_What you will do_
In each of the entries below, switch "x-tick-label" to "category-label" and reproduce every line with nothing else changed. Leave the pictures out.

## start

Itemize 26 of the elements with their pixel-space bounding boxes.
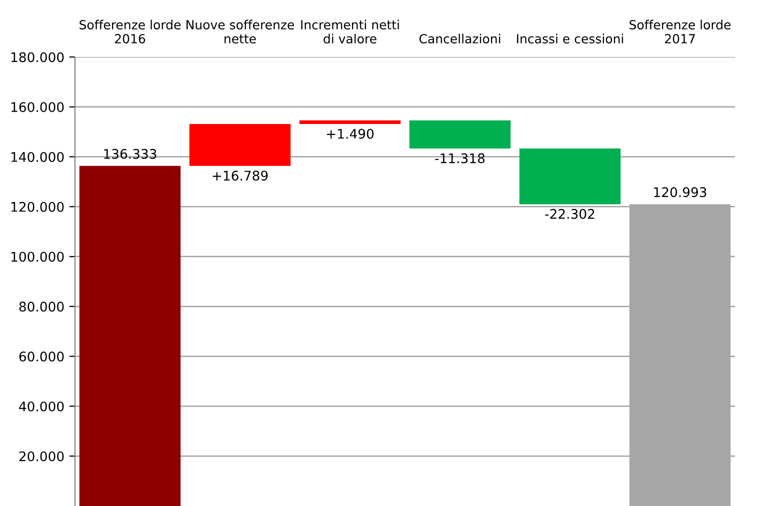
bar <box>409 120 511 149</box>
x-tick-label: Incrementi netti di valore <box>301 20 399 44</box>
x-tick-label: Incassi e cessioni <box>517 34 624 44</box>
bar <box>189 124 291 166</box>
y-tick-label: 120.000 <box>11 202 64 212</box>
data-label: -22.302 <box>545 208 594 219</box>
bar <box>79 166 181 506</box>
y-tick-label: 100.000 <box>11 252 64 262</box>
y-tick-label: 40.000 <box>19 401 64 412</box>
y-tick-label: 20.000 <box>19 451 64 462</box>
x-tick-label: Sofferenze lorde 2016 <box>80 20 181 44</box>
y-tick-label: 80.000 <box>19 302 64 312</box>
data-label: 120.993 <box>654 187 706 198</box>
x-tick-label: Nuove sofferenze nette <box>186 20 294 44</box>
bar <box>519 148 621 204</box>
x-tick-label: Cancellazioni <box>419 34 500 44</box>
y-tick-label: 180.000 <box>11 52 64 62</box>
x-tick-label: Sofferenze lorde 2017 <box>630 20 731 44</box>
data-label: -11.318 <box>435 153 485 164</box>
data-label: 136.333 <box>104 148 156 159</box>
data-label: +1.490 <box>326 128 374 139</box>
data-label: +16.789 <box>212 170 268 181</box>
y-tick-label: 160.000 <box>11 102 64 112</box>
y-tick-label: 140.000 <box>11 152 64 162</box>
y-tick-label: 60.000 <box>19 352 64 362</box>
bar <box>299 120 401 124</box>
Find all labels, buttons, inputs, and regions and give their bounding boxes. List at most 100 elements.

## end

_Answer to the exercise_
Itemize 26 of the elements with their pixel-space bounding boxes.
bar <box>409 120 511 149</box>
category-label: Incrementi netti di valore <box>301 20 399 44</box>
category-label: Incassi e cessioni <box>517 34 624 44</box>
bar <box>189 124 291 166</box>
y-tick-label: 120.000 <box>11 202 64 212</box>
data-label: -22.302 <box>545 208 594 219</box>
bar <box>79 166 181 506</box>
y-tick-label: 100.000 <box>11 252 64 262</box>
y-tick-label: 40.000 <box>19 401 64 412</box>
y-tick-label: 20.000 <box>19 451 64 462</box>
category-label: Sofferenze lorde 2016 <box>80 20 181 44</box>
y-tick-label: 80.000 <box>19 302 64 312</box>
data-label: 120.993 <box>654 187 706 198</box>
category-label: Nuove sofferenze nette <box>186 20 294 44</box>
bar <box>519 148 621 204</box>
category-label: Cancellazioni <box>419 34 500 44</box>
y-tick-label: 180.000 <box>11 52 64 62</box>
category-label: Sofferenze lorde 2017 <box>630 20 731 44</box>
data-label: -11.318 <box>435 153 485 164</box>
data-label: 136.333 <box>104 148 156 159</box>
data-label: +1.490 <box>326 128 374 139</box>
data-label: +16.789 <box>212 170 268 181</box>
y-tick-label: 160.000 <box>11 102 64 112</box>
y-tick-label: 140.000 <box>11 152 64 162</box>
y-tick-label: 60.000 <box>19 352 64 362</box>
bar <box>299 120 401 124</box>
Find all labels, buttons, inputs, and regions and give their bounding boxes. List at most 100 elements.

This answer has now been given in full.